> What is asked: Among the entries below, find the lines with "JSON" and copy them.

········

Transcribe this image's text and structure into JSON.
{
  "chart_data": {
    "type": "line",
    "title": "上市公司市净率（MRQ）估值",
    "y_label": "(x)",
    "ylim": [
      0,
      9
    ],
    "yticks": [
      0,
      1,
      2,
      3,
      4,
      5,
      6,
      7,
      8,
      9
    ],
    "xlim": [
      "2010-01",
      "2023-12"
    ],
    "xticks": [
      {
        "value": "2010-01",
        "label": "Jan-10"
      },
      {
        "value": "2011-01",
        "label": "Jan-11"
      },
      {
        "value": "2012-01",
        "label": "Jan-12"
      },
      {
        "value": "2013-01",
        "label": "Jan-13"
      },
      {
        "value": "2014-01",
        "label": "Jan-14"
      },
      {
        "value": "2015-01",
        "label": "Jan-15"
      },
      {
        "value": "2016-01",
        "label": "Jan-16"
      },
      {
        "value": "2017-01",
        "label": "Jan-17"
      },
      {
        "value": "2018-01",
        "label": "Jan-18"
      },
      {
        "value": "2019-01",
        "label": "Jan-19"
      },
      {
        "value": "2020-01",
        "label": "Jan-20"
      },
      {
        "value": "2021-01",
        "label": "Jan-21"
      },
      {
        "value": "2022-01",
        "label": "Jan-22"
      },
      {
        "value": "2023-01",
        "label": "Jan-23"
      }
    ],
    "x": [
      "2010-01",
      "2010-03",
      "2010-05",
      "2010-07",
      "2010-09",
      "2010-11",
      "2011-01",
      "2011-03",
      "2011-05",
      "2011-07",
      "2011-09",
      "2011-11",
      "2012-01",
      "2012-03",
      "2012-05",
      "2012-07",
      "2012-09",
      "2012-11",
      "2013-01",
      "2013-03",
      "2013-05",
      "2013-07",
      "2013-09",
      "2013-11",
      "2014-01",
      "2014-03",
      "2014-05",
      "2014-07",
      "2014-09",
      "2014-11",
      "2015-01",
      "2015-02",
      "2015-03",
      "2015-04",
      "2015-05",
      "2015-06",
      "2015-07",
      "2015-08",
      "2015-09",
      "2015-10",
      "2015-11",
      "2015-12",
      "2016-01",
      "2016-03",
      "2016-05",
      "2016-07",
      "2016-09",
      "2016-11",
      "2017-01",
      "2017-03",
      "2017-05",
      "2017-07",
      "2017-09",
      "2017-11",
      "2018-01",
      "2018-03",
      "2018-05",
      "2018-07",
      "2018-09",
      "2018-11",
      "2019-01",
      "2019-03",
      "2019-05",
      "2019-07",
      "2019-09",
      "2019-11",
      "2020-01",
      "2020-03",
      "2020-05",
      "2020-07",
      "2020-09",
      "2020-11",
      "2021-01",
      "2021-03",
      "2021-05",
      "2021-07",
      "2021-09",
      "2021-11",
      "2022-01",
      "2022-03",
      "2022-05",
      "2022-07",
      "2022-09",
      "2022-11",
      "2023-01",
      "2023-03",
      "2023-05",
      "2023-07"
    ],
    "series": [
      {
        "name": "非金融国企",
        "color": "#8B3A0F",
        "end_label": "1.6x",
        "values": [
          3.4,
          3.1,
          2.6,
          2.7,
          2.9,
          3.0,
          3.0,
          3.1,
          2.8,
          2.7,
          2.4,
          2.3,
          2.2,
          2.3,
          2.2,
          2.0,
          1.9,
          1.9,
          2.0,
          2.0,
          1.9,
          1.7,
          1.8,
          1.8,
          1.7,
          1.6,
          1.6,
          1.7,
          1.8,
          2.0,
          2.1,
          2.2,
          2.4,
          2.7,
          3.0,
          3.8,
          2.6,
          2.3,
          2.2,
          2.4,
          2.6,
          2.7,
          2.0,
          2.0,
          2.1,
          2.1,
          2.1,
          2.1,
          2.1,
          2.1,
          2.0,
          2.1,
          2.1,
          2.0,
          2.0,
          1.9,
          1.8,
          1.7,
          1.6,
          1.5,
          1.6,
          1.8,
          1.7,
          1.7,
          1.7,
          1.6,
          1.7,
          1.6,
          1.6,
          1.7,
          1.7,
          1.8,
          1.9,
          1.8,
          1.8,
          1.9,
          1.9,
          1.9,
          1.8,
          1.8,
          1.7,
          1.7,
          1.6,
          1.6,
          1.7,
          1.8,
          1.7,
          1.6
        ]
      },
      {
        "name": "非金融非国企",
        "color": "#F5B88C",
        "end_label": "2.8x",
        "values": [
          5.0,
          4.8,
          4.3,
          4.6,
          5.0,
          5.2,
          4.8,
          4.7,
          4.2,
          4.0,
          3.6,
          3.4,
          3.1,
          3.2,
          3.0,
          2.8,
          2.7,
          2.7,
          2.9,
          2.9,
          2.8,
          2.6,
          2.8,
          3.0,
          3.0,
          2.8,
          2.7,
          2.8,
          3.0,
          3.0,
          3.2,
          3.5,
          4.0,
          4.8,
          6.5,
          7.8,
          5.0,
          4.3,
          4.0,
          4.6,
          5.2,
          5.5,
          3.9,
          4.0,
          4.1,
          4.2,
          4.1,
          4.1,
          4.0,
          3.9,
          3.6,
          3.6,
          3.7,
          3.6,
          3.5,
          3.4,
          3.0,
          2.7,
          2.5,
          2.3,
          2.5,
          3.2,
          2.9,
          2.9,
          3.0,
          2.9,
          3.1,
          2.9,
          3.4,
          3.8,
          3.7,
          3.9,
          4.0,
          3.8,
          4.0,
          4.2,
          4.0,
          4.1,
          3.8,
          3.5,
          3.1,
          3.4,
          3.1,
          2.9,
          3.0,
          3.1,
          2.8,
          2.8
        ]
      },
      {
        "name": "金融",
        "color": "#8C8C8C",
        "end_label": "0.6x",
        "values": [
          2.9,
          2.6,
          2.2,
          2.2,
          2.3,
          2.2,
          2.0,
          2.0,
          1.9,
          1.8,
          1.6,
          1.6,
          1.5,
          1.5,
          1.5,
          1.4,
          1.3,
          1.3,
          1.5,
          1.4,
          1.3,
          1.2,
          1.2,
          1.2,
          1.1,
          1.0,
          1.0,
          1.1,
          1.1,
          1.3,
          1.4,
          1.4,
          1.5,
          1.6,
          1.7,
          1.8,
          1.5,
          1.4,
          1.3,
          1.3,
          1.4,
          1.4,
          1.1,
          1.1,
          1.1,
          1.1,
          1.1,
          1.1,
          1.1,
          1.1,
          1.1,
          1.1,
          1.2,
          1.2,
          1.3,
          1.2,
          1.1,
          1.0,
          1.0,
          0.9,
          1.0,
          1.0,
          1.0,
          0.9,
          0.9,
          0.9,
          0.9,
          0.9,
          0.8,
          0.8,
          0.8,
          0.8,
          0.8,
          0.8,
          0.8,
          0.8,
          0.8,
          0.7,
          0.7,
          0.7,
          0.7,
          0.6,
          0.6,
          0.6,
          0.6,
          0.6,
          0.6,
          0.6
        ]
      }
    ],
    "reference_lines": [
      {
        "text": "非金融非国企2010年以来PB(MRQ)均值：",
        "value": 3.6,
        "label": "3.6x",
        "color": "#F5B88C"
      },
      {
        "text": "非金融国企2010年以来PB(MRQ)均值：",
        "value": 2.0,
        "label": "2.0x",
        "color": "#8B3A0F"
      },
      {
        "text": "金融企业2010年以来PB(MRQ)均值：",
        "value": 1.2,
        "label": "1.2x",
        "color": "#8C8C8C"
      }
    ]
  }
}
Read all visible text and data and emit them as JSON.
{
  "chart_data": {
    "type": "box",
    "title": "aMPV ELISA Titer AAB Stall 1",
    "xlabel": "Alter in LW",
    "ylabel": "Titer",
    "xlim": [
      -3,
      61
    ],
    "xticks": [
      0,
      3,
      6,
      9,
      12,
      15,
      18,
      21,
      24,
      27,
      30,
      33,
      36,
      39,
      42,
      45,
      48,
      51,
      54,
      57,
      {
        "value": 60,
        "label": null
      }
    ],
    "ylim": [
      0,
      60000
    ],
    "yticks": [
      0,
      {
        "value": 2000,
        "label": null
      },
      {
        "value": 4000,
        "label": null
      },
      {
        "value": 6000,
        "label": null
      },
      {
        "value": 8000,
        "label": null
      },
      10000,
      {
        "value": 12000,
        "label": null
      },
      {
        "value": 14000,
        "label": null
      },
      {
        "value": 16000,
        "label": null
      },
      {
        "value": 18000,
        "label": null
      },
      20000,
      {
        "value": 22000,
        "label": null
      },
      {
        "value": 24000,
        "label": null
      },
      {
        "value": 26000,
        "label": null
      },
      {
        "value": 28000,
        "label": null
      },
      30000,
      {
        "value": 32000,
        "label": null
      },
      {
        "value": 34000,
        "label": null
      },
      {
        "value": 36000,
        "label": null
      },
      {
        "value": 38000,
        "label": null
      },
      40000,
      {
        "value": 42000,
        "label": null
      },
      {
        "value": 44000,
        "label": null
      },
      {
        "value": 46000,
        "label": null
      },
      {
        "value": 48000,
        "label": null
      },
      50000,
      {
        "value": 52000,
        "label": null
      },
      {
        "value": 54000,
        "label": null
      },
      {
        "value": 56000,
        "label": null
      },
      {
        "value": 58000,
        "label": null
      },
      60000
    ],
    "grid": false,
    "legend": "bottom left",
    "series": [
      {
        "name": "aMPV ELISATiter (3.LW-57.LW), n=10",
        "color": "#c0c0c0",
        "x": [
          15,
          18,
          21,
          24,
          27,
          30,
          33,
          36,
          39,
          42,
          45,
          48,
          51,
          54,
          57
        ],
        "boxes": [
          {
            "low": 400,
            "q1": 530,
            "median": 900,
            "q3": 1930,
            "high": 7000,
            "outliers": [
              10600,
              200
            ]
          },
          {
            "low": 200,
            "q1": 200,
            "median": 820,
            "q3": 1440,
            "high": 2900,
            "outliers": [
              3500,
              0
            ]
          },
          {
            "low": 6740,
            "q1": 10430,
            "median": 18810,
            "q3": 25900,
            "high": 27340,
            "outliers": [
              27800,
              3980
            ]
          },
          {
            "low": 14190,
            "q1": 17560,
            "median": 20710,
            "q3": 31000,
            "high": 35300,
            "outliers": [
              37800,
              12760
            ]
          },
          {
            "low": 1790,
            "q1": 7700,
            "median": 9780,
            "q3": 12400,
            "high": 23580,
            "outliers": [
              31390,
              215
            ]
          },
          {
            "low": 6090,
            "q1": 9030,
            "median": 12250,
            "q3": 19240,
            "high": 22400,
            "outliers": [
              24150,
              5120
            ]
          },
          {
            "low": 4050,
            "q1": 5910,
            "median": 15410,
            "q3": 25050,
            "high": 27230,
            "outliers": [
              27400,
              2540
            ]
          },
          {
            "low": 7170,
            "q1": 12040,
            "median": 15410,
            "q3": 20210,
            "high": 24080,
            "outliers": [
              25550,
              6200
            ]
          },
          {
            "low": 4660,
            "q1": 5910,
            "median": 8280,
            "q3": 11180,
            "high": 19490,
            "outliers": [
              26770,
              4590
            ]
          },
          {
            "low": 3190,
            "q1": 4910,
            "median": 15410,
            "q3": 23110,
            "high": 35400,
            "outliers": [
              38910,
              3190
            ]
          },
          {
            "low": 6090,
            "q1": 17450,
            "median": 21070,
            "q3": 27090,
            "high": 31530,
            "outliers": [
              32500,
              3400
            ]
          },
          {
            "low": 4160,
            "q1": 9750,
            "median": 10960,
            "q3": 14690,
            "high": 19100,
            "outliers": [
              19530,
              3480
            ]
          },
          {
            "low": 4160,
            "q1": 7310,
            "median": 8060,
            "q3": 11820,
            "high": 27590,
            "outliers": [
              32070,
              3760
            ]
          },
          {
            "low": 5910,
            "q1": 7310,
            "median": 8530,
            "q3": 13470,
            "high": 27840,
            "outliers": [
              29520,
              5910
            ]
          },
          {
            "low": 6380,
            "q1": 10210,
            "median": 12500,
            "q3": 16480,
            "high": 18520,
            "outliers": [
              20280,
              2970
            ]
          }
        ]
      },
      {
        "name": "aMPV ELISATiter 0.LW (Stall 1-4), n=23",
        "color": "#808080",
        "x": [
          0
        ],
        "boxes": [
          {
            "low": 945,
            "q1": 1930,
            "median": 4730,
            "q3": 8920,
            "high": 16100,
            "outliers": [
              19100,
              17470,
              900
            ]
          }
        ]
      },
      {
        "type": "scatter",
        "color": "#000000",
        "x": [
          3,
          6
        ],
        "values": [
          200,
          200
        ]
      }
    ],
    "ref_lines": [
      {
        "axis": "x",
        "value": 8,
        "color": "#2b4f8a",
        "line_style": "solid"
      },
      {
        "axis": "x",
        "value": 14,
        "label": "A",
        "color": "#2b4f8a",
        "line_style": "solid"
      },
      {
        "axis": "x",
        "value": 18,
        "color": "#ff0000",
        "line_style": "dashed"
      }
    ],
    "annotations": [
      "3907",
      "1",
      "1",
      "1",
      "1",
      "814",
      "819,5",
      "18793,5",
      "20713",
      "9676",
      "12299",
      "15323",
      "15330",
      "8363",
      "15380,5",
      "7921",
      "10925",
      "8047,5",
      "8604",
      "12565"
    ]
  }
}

········

> Result of this exercise:
Transcribe this image's text and structure into JSON.
Read all visible text and data and emit them as JSON.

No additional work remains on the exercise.